- Given exercise:
Set the following entries down again exactly, line by line.

- Exercise inputs:
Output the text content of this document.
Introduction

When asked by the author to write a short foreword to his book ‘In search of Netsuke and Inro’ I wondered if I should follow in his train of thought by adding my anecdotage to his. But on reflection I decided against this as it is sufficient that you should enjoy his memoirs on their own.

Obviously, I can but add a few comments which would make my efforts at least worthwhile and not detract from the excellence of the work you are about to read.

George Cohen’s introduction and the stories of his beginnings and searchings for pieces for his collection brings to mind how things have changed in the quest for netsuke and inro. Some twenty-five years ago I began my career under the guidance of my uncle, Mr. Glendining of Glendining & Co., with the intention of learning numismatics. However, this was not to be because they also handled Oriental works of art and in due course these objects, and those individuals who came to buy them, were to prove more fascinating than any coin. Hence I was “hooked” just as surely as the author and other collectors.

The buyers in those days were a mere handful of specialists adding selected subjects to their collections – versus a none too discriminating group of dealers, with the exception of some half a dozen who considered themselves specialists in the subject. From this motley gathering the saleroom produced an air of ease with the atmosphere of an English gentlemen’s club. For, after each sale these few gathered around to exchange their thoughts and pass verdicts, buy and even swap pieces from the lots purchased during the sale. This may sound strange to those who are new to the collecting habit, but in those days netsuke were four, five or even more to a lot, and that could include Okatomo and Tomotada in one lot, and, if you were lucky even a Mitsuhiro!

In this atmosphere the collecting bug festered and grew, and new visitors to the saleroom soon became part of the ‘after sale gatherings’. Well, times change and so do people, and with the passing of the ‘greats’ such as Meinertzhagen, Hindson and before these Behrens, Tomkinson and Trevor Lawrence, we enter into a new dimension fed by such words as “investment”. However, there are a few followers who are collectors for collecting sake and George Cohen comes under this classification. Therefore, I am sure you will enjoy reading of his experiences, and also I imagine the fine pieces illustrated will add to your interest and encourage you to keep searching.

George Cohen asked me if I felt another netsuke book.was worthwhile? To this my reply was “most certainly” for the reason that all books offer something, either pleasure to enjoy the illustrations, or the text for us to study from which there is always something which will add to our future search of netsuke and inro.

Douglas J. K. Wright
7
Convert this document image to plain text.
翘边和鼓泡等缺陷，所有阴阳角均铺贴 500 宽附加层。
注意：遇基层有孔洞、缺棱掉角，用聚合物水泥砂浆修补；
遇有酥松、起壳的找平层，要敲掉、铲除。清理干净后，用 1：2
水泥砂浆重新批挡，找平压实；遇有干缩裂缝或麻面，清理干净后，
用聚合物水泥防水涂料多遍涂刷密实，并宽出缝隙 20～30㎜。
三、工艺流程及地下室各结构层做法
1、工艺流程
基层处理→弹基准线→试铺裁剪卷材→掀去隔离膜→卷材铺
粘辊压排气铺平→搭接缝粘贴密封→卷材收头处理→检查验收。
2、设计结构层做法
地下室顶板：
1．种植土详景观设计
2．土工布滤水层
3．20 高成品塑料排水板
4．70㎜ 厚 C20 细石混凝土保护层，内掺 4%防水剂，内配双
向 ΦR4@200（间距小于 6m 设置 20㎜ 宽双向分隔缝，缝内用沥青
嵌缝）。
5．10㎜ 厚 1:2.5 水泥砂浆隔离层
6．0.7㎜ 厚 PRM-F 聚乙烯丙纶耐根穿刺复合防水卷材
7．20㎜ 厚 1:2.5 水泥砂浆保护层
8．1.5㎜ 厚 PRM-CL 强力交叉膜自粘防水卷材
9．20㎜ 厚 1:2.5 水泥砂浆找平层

- Solution for this task:
Output the text content of this document.
Introduction

When asked by the author to write a short foreword to his book ‘In search of Netsuke and Inro’ I wondered if I should follow in his train of thought by adding my anecdotage to his. But on reflection I decided against this as it is sufficient that you should enjoy his memoirs on their own.

Obviously, I can but add a few comments which would make my efforts at least worthwhile and not detract from the excellence of the work you are about to read.

George Cohen’s introduction and the stories of his beginnings and searchings for pieces for his collection brings to mind how things have changed in the quest for netsuke and inro. Some twenty-five years ago I began my career under the guidance of my uncle, Mr. Glendining of Glendining & Co., with the intention of learning numismatics. However, this was not to be because they also handled Oriental works of art and in due course these objects, and those individuals who came to buy them, were to prove more fascinating than any coin. Hence I was “hooked” just as surely as the author and other collectors.

The buyers in those days were a mere handful of specialists adding selected subjects to their collections – versus a none too discriminating group of dealers, with the exception of some half a dozen who considered themselves specialists in the subject. From this motley gathering the saleroom produced an air of ease with the atmosphere of an English gentlemen’s club. For, after each sale these few gathered around to exchange their thoughts and pass verdicts, buy and even swap pieces from the lots purchased during the sale. This may sound strange to those who are new to the collecting habit, but in those days netsuke were four, five or even more to a lot, and that could include Okatomo and Tomotada in one lot, and, if you were lucky even a Mitsuhiro!

In this atmosphere the collecting bug festered and grew, and new visitors to the saleroom soon became part of the ‘after sale gatherings’. Well, times change and so do people, and with the passing of the ‘greats’ such as Meinertzhagen, Hindson and before these Behrens, Tomkinson and Trevor Lawrence, we enter into a new dimension fed by such words as “investment”. However, there are a few followers who are collectors for collecting sake and George Cohen comes under this classification. Therefore, I am sure you will enjoy reading of his experiences, and also I imagine the fine pieces illustrated will add to your interest and encourage you to keep searching.

George Cohen asked me if I felt another netsuke book.was worthwhile? To this my reply was “most certainly” for the reason that all books offer something, either pleasure to enjoy the illustrations, or the text for us to study from which there is always something which will add to our future search of netsuke and inro.

Douglas J. K. Wright
7
Convert this document image to plain text.
翘边和鼓泡等缺陷，所有阴阳角均铺贴 500 宽附加层。
注意：遇基层有孔洞、缺棱掉角，用聚合物水泥砂浆修补；
遇有酥松、起壳的找平层，要敲掉、铲除。清理干净后，用 1：2
水泥砂浆重新批挡，找平压实；遇有干缩裂缝或麻面，清理干净后，
用聚合物水泥防水涂料多遍涂刷密实，并宽出缝隙 20～30㎜。
三、工艺流程及地下室各结构层做法
1、工艺流程
基层处理→弹基准线→试铺裁剪卷材→掀去隔离膜→卷材铺
粘辊压排气铺平→搭接缝粘贴密封→卷材收头处理→检查验收。
2、设计结构层做法
地下室顶板：
1．种植土详景观设计
2．土工布滤水层
3．20 高成品塑料排水板
4．70㎜ 厚 C20 细石混凝土保护层，内掺 4%防水剂，内配双
向 ΦR4@200（间距小于 6m 设置 20㎜ 宽双向分隔缝，缝内用沥青
嵌缝）。
5．10㎜ 厚 1:2.5 水泥砂浆隔离层
6．0.7㎜ 厚 PRM-F 聚乙烯丙纶耐根穿刺复合防水卷材
7．20㎜ 厚 1:2.5 水泥砂浆保护层
8．1.5㎜ 厚 PRM-CL 强力交叉膜自粘防水卷材
9．20㎜ 厚 1:2.5 水泥砂浆找平层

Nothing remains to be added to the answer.